> **MATERIAL SHOWN**
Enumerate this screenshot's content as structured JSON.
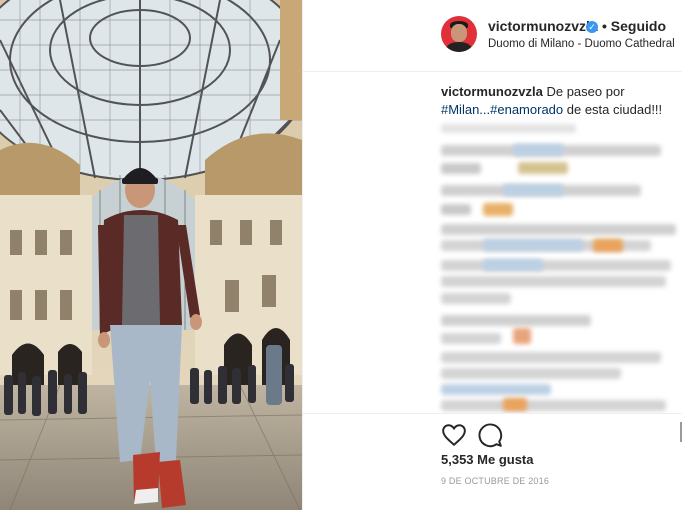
{
  "post": {
    "username": "victormunozvzla",
    "verified_mark": "✓",
    "follow_status": "• Seguido",
    "location": "Duomo di Milano - Duomo Cathedral",
    "caption": {
      "username": "victormunozvzla",
      "text_before": " De paseo por ",
      "hashtags": "#Milan...#enamorado",
      "text_after": " de esta ciudad!!!"
    },
    "likes": "5,353 Me gusta",
    "date": "9 DE OCTUBRE DE 2016"
  },
  "icons": {
    "verified": "verified-badge-icon",
    "like": "heart-icon",
    "comment": "comment-icon"
  },
  "colors": {
    "link": "#003569",
    "verified": "#3897f0",
    "muted": "#999999",
    "avatar_bg": "#e0303a"
  }
}
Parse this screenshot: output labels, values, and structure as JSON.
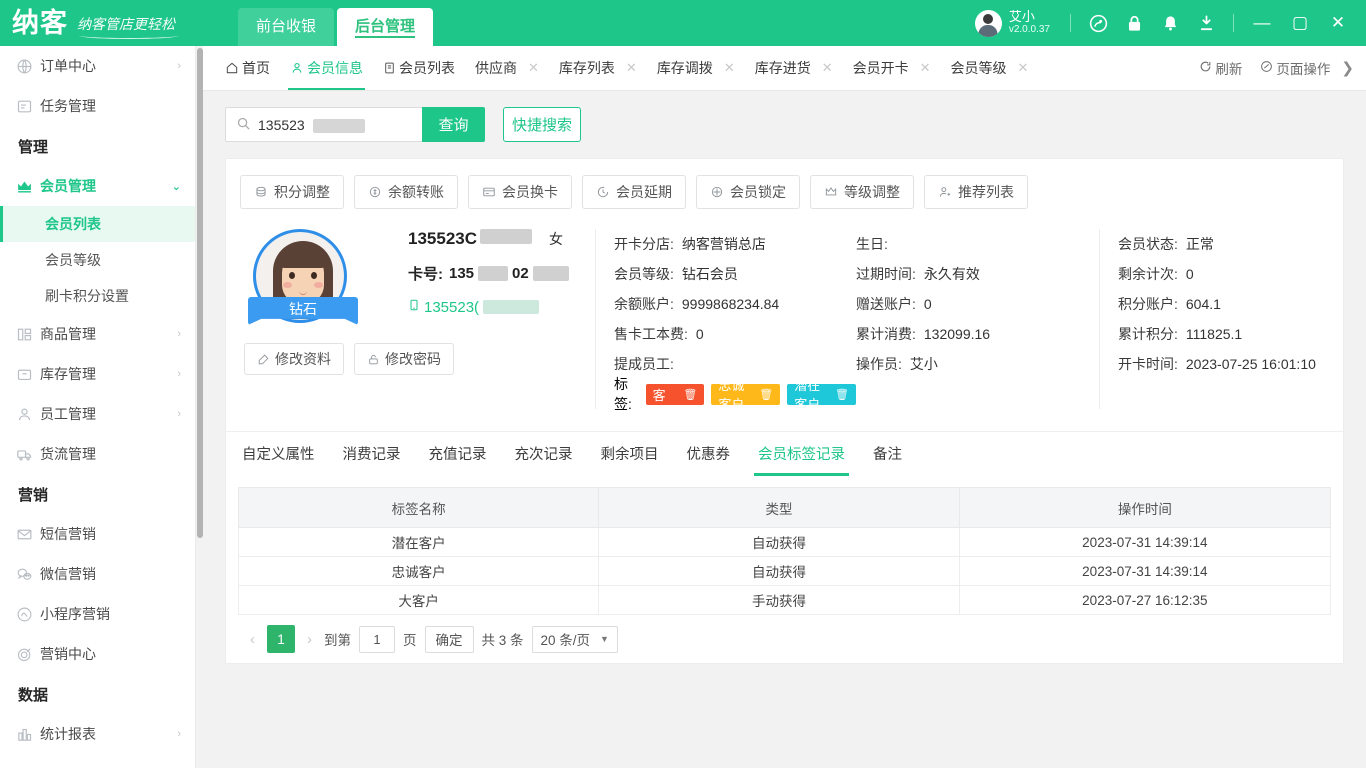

> **REQUIRED WORK**
From the listing above, print every entry precisely and drop the pictures.

> **SOLUTION**
Enumerate this screenshot's content as structured JSON.
{
  "post": {
    "username": "victormunozvzla",
    "verified_mark": "✓",
    "follow_status": "• Seguido",
    "location": "Duomo di Milano - Duomo Cathedral",
    "caption": {
      "username": "victormunozvzla",
      "text_before": " De paseo por ",
      "hashtags": "#Milan...#enamorado",
      "text_after": " de esta ciudad!!!"
    },
    "likes": "5,353 Me gusta",
    "date": "9 DE OCTUBRE DE 2016"
  },
  "icons": {
    "verified": "verified-badge-icon",
    "like": "heart-icon",
    "comment": "comment-icon"
  },
  "colors": {
    "link": "#003569",
    "verified": "#3897f0",
    "muted": "#999999",
    "avatar_bg": "#e0303a"
  }
}
Parse this screenshot: output labels, values, and structure as JSON.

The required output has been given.